(Records from a collection of figures)
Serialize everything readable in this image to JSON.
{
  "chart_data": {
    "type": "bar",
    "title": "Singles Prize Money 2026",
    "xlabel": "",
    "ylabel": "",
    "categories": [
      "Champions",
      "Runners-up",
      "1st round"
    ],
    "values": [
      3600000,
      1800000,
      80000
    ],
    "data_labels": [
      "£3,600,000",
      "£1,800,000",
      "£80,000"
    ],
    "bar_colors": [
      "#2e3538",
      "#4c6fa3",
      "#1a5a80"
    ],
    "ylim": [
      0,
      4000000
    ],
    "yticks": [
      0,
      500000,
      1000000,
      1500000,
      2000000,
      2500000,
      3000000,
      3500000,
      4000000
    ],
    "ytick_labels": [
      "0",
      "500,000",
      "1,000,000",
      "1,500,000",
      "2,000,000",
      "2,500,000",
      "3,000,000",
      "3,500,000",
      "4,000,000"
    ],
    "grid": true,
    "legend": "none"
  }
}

* * *

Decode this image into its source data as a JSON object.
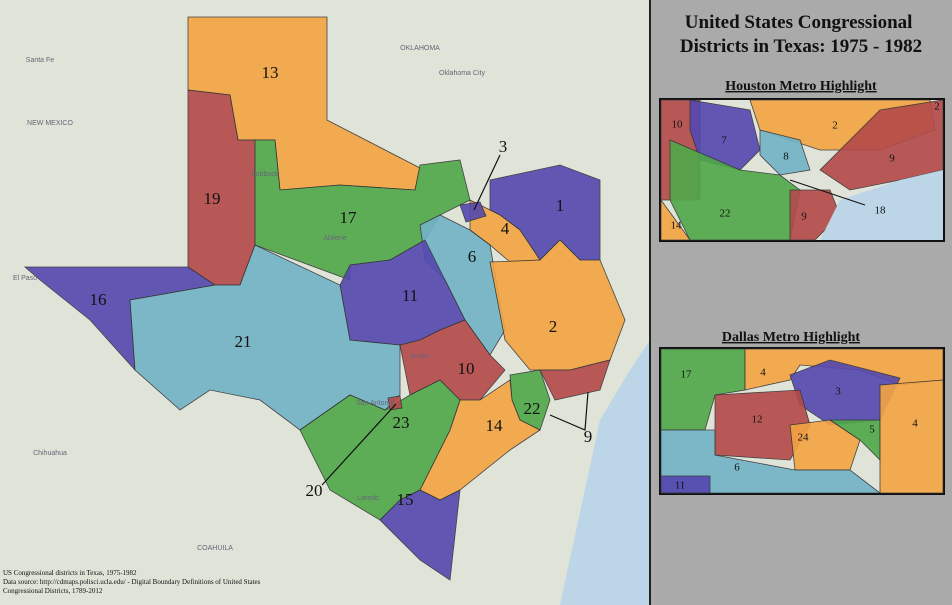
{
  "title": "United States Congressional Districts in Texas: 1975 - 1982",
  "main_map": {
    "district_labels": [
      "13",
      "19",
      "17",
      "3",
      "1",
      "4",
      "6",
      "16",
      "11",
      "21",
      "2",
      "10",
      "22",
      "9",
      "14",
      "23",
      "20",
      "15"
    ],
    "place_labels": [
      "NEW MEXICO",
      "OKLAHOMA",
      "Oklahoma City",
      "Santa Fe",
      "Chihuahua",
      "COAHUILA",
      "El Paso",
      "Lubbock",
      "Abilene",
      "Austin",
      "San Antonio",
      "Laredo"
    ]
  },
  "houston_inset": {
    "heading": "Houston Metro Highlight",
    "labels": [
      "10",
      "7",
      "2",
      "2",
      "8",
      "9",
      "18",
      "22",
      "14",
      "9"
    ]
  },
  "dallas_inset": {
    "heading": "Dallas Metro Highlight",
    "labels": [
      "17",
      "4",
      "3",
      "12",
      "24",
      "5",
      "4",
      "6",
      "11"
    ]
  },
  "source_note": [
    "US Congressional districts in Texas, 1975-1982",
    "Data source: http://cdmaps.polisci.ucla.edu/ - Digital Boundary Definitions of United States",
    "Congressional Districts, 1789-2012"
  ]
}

--

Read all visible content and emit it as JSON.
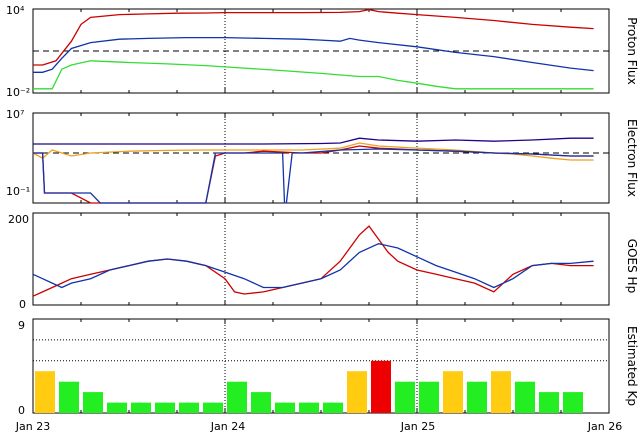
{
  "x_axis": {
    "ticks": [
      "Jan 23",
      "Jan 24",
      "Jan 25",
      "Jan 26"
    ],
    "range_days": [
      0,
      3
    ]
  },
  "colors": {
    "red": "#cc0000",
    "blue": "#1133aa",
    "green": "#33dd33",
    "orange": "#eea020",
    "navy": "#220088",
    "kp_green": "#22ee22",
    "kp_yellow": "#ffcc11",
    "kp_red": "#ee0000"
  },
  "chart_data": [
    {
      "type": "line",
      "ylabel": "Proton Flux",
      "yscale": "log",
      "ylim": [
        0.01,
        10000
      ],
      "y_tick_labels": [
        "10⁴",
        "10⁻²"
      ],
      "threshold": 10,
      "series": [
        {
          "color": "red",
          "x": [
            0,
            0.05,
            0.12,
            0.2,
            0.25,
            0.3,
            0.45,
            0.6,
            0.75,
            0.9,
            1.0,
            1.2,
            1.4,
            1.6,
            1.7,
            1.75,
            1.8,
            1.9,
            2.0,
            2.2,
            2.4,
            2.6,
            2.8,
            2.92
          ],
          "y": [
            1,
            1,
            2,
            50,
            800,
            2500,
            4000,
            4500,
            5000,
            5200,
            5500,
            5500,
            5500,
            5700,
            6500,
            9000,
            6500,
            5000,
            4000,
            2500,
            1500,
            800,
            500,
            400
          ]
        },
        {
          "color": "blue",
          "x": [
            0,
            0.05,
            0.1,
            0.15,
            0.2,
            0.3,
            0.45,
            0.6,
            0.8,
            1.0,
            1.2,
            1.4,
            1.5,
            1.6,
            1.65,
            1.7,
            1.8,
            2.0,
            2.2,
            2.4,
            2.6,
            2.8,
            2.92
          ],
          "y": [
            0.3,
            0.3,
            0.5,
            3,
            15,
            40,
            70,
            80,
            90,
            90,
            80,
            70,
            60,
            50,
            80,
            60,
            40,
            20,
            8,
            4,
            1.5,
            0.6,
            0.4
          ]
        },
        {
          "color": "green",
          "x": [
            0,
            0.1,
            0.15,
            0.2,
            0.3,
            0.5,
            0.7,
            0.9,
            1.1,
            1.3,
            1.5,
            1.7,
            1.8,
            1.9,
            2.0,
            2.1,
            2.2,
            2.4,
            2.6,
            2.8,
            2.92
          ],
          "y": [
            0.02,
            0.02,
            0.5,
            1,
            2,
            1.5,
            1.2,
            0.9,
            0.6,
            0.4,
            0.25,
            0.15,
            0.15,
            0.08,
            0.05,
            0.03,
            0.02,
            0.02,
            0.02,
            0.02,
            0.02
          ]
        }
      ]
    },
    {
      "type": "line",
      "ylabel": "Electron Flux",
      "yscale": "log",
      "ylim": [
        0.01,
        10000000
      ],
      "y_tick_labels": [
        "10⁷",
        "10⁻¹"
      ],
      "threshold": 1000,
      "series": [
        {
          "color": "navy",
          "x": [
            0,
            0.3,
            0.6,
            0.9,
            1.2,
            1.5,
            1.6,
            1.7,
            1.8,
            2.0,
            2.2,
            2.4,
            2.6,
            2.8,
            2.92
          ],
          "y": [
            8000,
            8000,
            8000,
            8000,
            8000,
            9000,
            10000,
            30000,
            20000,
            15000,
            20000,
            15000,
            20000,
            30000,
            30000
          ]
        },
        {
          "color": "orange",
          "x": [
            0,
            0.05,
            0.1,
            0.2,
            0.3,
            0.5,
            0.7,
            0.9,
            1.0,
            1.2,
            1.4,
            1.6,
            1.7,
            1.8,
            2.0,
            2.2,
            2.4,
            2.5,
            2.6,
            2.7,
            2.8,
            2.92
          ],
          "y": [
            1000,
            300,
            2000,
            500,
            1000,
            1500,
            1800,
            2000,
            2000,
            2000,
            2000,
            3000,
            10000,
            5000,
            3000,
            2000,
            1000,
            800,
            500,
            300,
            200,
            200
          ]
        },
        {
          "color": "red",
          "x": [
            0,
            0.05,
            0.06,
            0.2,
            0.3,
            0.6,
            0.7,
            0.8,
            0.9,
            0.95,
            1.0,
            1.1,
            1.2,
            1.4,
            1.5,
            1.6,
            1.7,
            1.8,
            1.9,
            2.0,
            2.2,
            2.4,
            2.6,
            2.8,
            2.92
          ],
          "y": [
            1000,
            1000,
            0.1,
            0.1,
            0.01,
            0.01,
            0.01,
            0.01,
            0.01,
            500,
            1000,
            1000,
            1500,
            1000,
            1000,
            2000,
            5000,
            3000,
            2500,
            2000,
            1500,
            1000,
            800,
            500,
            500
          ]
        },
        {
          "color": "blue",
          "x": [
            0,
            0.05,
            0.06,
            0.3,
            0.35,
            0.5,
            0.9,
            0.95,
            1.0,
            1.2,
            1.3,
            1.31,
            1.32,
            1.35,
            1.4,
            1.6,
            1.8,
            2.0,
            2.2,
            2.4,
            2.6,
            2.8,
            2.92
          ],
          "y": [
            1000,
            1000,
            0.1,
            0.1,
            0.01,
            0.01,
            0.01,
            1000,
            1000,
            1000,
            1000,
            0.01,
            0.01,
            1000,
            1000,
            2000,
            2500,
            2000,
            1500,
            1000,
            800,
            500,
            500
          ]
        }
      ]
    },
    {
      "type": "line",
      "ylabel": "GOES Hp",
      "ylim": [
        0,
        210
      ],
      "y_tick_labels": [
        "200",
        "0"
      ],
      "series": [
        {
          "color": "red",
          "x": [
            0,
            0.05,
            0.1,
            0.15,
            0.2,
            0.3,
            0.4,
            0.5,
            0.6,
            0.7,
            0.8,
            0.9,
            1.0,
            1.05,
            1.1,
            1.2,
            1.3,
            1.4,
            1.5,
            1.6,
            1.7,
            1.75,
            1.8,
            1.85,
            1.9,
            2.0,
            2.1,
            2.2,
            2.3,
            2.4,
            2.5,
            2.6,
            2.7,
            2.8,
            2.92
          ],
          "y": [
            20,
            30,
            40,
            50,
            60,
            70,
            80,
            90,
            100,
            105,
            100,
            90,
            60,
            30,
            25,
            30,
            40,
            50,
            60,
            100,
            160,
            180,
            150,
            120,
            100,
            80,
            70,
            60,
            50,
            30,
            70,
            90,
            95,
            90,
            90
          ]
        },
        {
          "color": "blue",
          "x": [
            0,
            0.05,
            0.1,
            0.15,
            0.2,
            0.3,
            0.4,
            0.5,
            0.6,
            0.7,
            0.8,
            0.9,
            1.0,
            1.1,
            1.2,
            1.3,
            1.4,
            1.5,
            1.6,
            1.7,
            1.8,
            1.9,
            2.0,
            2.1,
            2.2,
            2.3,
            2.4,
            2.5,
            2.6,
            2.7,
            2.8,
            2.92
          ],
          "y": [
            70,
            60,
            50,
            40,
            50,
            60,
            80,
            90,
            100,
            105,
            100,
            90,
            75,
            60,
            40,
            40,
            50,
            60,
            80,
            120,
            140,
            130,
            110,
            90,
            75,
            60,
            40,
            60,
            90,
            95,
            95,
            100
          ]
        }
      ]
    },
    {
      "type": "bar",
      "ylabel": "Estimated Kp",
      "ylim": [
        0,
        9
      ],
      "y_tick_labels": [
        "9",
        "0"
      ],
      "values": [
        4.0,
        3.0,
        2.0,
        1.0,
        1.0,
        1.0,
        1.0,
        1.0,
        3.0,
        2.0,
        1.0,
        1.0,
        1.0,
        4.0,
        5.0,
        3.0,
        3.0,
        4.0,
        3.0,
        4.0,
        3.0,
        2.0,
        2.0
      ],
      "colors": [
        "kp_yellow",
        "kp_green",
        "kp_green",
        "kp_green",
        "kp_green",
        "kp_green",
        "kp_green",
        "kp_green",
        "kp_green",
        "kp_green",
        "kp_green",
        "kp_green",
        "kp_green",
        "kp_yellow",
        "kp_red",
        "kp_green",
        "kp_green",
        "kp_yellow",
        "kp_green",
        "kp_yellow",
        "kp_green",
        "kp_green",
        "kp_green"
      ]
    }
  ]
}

DESCRIPTION OF THE TASK: Show, from the material above, each line that includes the string "JSON".

WORKED ANSWER:
Serialize everything readable in this image to JSON.
Decode this image into its source data as a JSON object.
Read all visible content and emit it as JSON.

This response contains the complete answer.